## EXTRAIT
↓

L'ARTISTE DE LA SEMAINE
Philippe Pasqua : l’appel de la chair
Un artiste français jeune (41 ans), qui fait « du figuratif » et qui s’exporte bien (en 2006, ce fut le triple saut américain avec une exposition personnelle à la Spike Gallery de New York, une autre chez Patrick Painter à Los Angeles et une collective chez Cheim & Read New York, où les élus se mesuraient à Soutine) ? C’est l’équation à laquelle répond Philippe Pasqua, dont la cote monte également sur le second marché : aux enchères, il est passé de 15 000 € en 2000 à 47 000 € au début 2007. Le corps de l’humain, ses replis, sa nudité, ses imperfections, sa décadence aussi. Il y a chez Pasqua de l’expressionnisme mais aussi des liens avec ces inlassables scrutateurs du corps que sont, selon des modalités diverses, Lucian Freud ou Rustin. Il a consacré des ensembles à des femmes, des enfants mais aussi à des séquences d’opérations chirurgicales. La galerie RX présente ses derniers tableaux, toujours de grandes dimensions (des portraits de plus de 2 mètres de côté) et crayons sur papier, en deux séries, dont l’une, « Pulsions », comporte des images crues.
LIVRES
Lalique dans l’intimité
Monstre sacré, ami de Sarah Bernhardt, bijoutier des tsars et de la reine d’Angleterre, comment René Lalique était-il dans la vie quotidienne ? Un recueil de lettres aide à se donner une idée de l’existence trépidante du créateur. Elles sont datées entre 1890 et 1908 – il a entre 30 et 48 ans – et passe une bonne partie de son existence en voyage : à Londres (pour voir Garrard, le bijoutier de la Couronne), en Amérique (pour l’exposition internationale de Saint-Louis en 1904), à Genève, à Saint-Pétersbourg (on a droit au récit amusant d’une mésaventure à la douane : le très organisé Lalique a oublié son passeport). La jeune Alice – sa deuxième épouse - se plaint de son absence. Elle ronge son frein à Paris, tente de se distraire à Saint-Amand-les-Eaux, se demande si elle va oser faire de la bicyclette. On sent venir le drame : minée par la dépression, elle se suicidera en 1909. Transparaissent également toutes les amitiés artistiques, de long terme ou sur des projets précis : le peintre orientaliste Jean-Léon Gérôme, le jeune Gallé ou l’écrivain Jules Claretie qui lui commande un encrier «avec beaucoup d’encre»…
BRÈVES
AMSTERDAM – Art Amsterdam, un salon d’art contemporain réunissant 120 galerie hollandaises et internationales, se tient du 9 au 13 mai.
MADRID – L’extension du musée du Prado, due à Rafael Moneo, vient d’être présentée au public. Elle est visitable les week-ends (sans œuvres d’art) jusqu’à son inauguration en octobre.
PHILADELPHIE – La fondation Barnes a annoncé les noms des six cabinets d’architectes appelés à concourir pour le nouveau bâtiment du musée. Il s’agit de Tadao Ando, Diller Scofidio & Renfro, Kengo Kuma, Thom Mayne/Morphosis, Rafael Moneo, Todd Williams & Billie Tsien.
SAN SEBASTIAN – La 4e édition du festival DFOTO de photographie et vidéo se tient du 3 au 6 mai et accueille 41 galeries.
SEATTLE – Après son jardin de sculptures en janvier dernier, le musée d’Art de Seattle vient d’inaugurer un nouveau bâtiment qui double quasiment ses espaces d’exposition.

↑

(Lignes d'un jeu de données de mise en page)

↓

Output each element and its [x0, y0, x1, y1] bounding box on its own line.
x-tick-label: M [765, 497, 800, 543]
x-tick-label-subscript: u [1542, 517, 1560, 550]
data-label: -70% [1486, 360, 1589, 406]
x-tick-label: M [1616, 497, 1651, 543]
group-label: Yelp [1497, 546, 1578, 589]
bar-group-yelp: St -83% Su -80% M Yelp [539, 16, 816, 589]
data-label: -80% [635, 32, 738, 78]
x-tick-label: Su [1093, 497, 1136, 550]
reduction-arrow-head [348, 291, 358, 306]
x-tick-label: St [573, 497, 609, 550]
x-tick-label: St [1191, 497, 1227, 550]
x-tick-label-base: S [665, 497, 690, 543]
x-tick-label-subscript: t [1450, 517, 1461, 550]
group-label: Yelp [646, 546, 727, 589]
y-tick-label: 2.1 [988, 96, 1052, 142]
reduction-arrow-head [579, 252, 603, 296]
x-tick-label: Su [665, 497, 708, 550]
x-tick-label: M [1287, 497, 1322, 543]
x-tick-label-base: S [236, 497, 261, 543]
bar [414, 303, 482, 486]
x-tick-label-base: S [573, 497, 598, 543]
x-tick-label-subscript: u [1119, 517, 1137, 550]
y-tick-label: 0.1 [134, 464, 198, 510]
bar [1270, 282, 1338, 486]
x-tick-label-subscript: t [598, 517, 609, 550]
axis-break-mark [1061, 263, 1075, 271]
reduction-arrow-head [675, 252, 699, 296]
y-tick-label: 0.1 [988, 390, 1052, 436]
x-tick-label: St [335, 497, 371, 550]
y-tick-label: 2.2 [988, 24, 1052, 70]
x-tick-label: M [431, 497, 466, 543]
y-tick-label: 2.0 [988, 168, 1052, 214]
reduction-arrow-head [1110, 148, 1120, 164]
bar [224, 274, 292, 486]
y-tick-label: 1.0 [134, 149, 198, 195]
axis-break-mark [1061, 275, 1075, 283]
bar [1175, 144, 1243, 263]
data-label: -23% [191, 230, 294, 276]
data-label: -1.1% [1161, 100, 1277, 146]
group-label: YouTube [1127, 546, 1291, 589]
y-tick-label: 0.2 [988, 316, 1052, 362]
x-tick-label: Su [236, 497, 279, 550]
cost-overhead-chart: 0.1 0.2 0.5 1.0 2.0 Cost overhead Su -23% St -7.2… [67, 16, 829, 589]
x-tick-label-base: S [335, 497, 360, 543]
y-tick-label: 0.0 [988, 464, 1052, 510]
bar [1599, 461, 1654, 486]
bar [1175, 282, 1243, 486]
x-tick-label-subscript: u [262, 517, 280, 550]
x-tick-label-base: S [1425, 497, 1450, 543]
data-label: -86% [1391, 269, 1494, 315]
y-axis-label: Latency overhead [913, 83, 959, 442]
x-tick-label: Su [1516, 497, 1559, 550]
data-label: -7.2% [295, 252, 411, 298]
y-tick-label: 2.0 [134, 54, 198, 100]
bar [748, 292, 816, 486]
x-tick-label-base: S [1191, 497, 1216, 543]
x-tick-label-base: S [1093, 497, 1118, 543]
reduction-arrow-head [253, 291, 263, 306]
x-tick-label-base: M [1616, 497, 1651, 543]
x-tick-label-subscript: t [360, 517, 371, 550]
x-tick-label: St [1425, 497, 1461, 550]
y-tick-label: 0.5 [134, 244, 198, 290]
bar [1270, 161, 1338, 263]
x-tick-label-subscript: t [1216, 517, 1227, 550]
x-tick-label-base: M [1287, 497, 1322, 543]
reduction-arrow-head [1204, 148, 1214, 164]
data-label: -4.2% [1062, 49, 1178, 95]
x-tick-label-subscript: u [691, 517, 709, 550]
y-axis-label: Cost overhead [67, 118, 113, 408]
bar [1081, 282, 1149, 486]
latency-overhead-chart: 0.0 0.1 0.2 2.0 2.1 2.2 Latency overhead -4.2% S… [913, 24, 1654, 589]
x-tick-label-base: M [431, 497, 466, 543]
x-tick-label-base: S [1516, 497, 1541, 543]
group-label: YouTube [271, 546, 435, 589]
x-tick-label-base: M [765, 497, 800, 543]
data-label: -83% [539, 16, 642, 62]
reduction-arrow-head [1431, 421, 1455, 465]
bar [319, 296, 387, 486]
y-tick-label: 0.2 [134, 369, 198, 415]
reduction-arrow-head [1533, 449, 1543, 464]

↑

## À FAIRE
a - D'après l'extrait, quelle galerie présente les derniers tableaux de Philippe Pasqua ?
b - Remplacez « data-label » par « value-label » dans les entrées, sans rien changer d'autre. Commencez à la première ligne des entrées et arrêtez-vous après celle qui contient « x-tick-label-base: S [573, 497, 598, 543] ».
L'extrait et les entrées n'ont aucun lien entre eux.

## CORRIGÉS
a - La galerie RX.

b -
Output each element and its [x0, y0, x1, y1] bounding box on its own line.
x-tick-label: M [765, 497, 800, 543]
x-tick-label-subscript: u [1542, 517, 1560, 550]
value-label: -70% [1486, 360, 1589, 406]
x-tick-label: M [1616, 497, 1651, 543]
group-label: Yelp [1497, 546, 1578, 589]
bar-group-yelp: St -83% Su -80% M Yelp [539, 16, 816, 589]
value-label: -80% [635, 32, 738, 78]
x-tick-label: Su [1093, 497, 1136, 550]
reduction-arrow-head [348, 291, 358, 306]
x-tick-label: St [573, 497, 609, 550]
x-tick-label: St [1191, 497, 1227, 550]
x-tick-label-base: S [665, 497, 690, 543]
x-tick-label-subscript: t [1450, 517, 1461, 550]
group-label: Yelp [646, 546, 727, 589]
y-tick-label: 2.1 [988, 96, 1052, 142]
reduction-arrow-head [579, 252, 603, 296]
x-tick-label: Su [665, 497, 708, 550]
x-tick-label: M [1287, 497, 1322, 543]
x-tick-label-base: S [236, 497, 261, 543]
bar [414, 303, 482, 486]
x-tick-label-base: S [573, 497, 598, 543]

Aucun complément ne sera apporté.